**WRITTEN TASK:**
Rewrite each of the items below as a JSON list of strings, with one string per line and blank lines left out.

[start of RECORDS PROVIDED]

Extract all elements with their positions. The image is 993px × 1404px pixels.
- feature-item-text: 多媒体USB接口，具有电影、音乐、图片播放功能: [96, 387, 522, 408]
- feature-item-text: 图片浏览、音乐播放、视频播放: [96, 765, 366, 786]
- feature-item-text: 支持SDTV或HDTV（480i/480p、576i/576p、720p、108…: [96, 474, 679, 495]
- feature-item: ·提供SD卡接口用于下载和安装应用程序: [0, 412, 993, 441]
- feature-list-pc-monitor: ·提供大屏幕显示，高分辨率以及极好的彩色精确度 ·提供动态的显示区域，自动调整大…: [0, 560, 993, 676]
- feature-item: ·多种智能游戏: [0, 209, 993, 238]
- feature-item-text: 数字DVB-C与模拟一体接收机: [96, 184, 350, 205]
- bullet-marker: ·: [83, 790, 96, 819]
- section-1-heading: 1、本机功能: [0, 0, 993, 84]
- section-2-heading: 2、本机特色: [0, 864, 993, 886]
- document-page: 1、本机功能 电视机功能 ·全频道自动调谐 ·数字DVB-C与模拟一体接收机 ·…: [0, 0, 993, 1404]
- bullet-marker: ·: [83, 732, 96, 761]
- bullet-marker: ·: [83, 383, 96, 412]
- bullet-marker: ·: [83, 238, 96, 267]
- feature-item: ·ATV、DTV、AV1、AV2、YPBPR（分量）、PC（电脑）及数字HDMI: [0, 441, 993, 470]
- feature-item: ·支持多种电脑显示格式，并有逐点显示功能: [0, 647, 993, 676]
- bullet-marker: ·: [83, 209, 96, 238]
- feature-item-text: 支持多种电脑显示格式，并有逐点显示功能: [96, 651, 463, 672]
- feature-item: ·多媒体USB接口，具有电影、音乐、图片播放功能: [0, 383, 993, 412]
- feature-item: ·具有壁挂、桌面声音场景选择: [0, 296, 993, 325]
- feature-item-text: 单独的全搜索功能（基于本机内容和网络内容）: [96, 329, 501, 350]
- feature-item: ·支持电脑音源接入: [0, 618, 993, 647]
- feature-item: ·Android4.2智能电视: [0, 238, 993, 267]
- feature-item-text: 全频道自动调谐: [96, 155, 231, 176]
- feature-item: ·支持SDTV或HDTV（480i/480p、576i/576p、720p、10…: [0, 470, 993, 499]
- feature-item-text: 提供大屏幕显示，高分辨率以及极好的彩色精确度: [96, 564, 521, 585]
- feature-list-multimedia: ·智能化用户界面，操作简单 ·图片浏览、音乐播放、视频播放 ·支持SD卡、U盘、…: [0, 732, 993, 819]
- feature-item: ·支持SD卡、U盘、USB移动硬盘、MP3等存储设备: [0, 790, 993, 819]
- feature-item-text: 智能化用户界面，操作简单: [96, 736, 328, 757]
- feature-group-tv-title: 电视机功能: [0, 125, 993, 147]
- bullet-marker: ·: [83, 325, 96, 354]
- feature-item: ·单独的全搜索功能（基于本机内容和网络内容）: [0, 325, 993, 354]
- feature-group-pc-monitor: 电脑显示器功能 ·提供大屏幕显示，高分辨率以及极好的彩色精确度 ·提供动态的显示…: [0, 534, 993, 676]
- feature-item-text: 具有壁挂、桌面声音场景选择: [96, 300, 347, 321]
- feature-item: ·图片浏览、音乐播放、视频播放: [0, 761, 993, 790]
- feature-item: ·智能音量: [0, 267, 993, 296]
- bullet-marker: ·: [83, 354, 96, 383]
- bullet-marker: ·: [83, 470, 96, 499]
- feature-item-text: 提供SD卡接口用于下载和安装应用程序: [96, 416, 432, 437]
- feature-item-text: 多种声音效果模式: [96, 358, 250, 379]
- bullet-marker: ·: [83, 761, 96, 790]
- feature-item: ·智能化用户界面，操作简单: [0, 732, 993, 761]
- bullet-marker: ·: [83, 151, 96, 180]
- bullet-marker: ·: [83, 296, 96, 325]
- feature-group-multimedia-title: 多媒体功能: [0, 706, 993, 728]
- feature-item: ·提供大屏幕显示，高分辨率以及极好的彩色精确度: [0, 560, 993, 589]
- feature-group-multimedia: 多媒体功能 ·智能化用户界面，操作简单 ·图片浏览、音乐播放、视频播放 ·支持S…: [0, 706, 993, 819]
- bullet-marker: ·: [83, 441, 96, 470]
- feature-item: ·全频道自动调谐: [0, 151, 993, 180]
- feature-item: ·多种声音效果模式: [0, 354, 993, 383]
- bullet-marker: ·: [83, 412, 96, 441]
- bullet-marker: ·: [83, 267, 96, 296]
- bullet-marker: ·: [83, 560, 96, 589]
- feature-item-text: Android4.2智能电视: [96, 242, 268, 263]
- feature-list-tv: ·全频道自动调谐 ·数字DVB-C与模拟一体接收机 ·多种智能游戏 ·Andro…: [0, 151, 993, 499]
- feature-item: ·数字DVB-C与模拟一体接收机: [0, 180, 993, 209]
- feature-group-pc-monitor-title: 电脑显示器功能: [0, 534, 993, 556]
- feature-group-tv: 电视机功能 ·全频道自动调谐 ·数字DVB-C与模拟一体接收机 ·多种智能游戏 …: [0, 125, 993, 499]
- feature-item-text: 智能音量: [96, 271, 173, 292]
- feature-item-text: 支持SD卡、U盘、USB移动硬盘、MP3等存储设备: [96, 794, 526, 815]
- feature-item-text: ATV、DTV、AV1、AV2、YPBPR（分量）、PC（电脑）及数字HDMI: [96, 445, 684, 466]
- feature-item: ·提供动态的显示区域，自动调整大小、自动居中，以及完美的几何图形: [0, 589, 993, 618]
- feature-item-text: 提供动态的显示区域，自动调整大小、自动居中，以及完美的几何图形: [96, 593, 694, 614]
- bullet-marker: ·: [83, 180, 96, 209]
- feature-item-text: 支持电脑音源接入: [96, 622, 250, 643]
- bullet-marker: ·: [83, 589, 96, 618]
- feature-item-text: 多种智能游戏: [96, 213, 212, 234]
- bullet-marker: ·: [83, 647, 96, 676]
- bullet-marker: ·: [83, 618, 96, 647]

[end of RECORDS PROVIDED]

**RIGHT ANSWER:**
[
  "Extract all elements with their positions. The image is 993px × 1404px pixels.",
  "- feature-item-text: 多媒体USB接口，具有电影、音乐、图片播放功能: [96, 387, 522, 408]",
  "- feature-item-text: 图片浏览、音乐播放、视频播放: [96, 765, 366, 786]",
  "- feature-item-text: 支持SDTV或HDTV（480i/480p、576i/576p、720p、108…: [96, 474, 679, 495]",
  "- feature-item: ·提供SD卡接口用于下载和安装应用程序: [0, 412, 993, 441]",
  "- feature-list-pc-monitor: ·提供大屏幕显示，高分辨率以及极好的彩色精确度 ·提供动态的显示区域，自动调整大…: [0, 560, 993, 676]",
  "- feature-item: ·多种智能游戏: [0, 209, 993, 238]",
  "- feature-item-text: 数字DVB-C与模拟一体接收机: [96, 184, 350, 205]",
  "- bullet-marker: ·: [83, 790, 96, 819]",
  "- section-1-heading: 1、本机功能: [0, 0, 993, 84]",
  "- section-2-heading: 2、本机特色: [0, 864, 993, 886]",
  "- document-page: 1、本机功能 电视机功能 ·全频道自动调谐 ·数字DVB-C与模拟一体接收机 ·…: [0, 0, 993, 1404]",
  "- bullet-marker: ·: [83, 732, 96, 761]",
  "- bullet-marker: ·: [83, 383, 96, 412]",
  "- bullet-marker: ·: [83, 238, 96, 267]",
  "- feature-item: ·ATV、DTV、AV1、AV2、YPBPR（分量）、PC（电脑）及数字HDMI: [0, 441, 993, 470]",
  "- feature-item: ·支持多种电脑显示格式，并有逐点显示功能: [0, 647, 993, 676]",
  "- bullet-marker: ·: [83, 209, 96, 238]",
  "- feature-item-text: 支持多种电脑显示格式，并有逐点显示功能: [96, 651, 463, 672]",
  "- feature-item: ·多媒体USB接口，具有电影、音乐、图片播放功能: [0, 383, 993, 412]",
  "- feature-item: ·具有壁挂、桌面声音场景选择: [0, 296, 993, 325]",
  "- feature-item-text: 单独的全搜索功能（基于本机内容和网络内容）: [96, 329, 501, 350]",
  "- feature-item: ·支持电脑音源接入: [0, 618, 993, 647]",
  "- feature-item: ·Android4.2智能电视: [0, 238, 993, 267]",
  "- feature-item-text: 全频道自动调谐: [96, 155, 231, 176]",
  "- feature-item: ·支持SDTV或HDTV（480i/480p、576i/576p、720p、10…: [0, 470, 993, 499]",
  "- feature-item-text: 提供大屏幕显示，高分辨率以及极好的彩色精确度: [96, 564, 521, 585]",
  "- feature-list-multimedia: ·智能化用户界面，操作简单 ·图片浏览、音乐播放、视频播放 ·支持SD卡、U盘、…: [0, 732, 993, 819]",
  "- feature-item: ·支持SD卡、U盘、USB移动硬盘、MP3等存储设备: [0, 790, 993, 819]",
  "- feature-item-text: 智能化用户界面，操作简单: [96, 736, 328, 757]",
  "- feature-group-tv-title: 电视机功能: [0, 125, 993, 147]",
  "- bullet-marker: ·: [83, 325, 96, 354]",
  "- feature-item: ·单独的全搜索功能（基于本机内容和网络内容）: [0, 325, 993, 354]",
  "- feature-group-pc-monitor: 电脑显示器功能 ·提供大屏幕显示，高分辨率以及极好的彩色精确度 ·提供动态的显示…: [0, 534, 993, 676]",
  "- feature-item-text: 具有壁挂、桌面声音场景选择: [96, 300, 347, 321]",
  "- feature-item: ·图片浏览、音乐播放、视频播放: [0, 761, 993, 790]",
  "- feature-item: ·智能音量: [0, 267, 993, 296]",
  "- bullet-marker: ·: [83, 354, 96, 383]",
  "- bullet-marker: ·: [83, 470, 96, 499]",
  "- feature-item-text: 提供SD卡接口用于下载和安装应用程序: [96, 416, 432, 437]",
  "- feature-item-text: 多种声音效果模式: [96, 358, 250, 379]",
  "- bullet-marker: ·: [83, 761, 96, 790]",
  "- feature-item: ·智能化用户界面，操作简单: [0, 732, 993, 761]",
  "- bullet-marker: ·: [83, 151, 96, 180]",
  "- bullet-marker: ·: [83, 296, 96, 325]",
  "- feature-group-multimedia-title: 多媒体功能: [0, 706, 993, 728]",
  "- feature-item: ·提供大屏幕显示，高分辨率以及极好的彩色精确度: [0, 560, 993, 589]",
  "- feature-group-multimedia: 多媒体功能 ·智能化用户界面，操作简单 ·图片浏览、音乐播放、视频播放 ·支持S…: [0, 706, 993, 819]",
  "- bullet-marker: ·: [83, 441, 96, 470]",
  "- feature-item: ·全频道自动调谐: [0, 151, 993, 180]",
  "- feature-item: ·多种声音效果模式: [0, 354, 993, 383]",
  "- bullet-marker: ·: [83, 412, 96, 441]",
  "- bullet-marker: ·: [83, 267, 96, 296]",
  "- bullet-marker: ·: [83, 560, 96, 589]",
  "- feature-item-text: Android4.2智能电视: [96, 242, 268, 263]",
  "- feature-list-tv: ·全频道自动调谐 ·数字DVB-C与模拟一体接收机 ·多种智能游戏 ·Andro…: [0, 151, 993, 499]",
  "- feature-item: ·数字DVB-C与模拟一体接收机: [0, 180, 993, 209]",
  "- feature-group-pc-monitor-title: 电脑显示器功能: [0, 534, 993, 556]",
  "- feature-group-tv: 电视机功能 ·全频道自动调谐 ·数字DVB-C与模拟一体接收机 ·多种智能游戏 …: [0, 125, 993, 499]",
  "- feature-item-text: 智能音量: [96, 271, 173, 292]",
  "- feature-item-text: 支持SD卡、U盘、USB移动硬盘、MP3等存储设备: [96, 794, 526, 815]",
  "- feature-item-text: ATV、DTV、AV1、AV2、YPBPR（分量）、PC（电脑）及数字HDMI: [96, 445, 684, 466]",
  "- feature-item: ·提供动态的显示区域，自动调整大小、自动居中，以及完美的几何图形: [0, 589, 993, 618]",
  "- feature-item-text: 提供动态的显示区域，自动调整大小、自动居中，以及完美的几何图形: [96, 593, 694, 614]",
  "- bullet-marker: ·: [83, 180, 96, 209]",
  "- feature-item-text: 支持电脑音源接入: [96, 622, 250, 643]",
  "- bullet-marker: ·: [83, 589, 96, 618]",
  "- feature-item-text: 多种智能游戏: [96, 213, 212, 234]",
  "- bullet-marker: ·: [83, 647, 96, 676]",
  "- bullet-marker: ·: [83, 618, 96, 647]"
]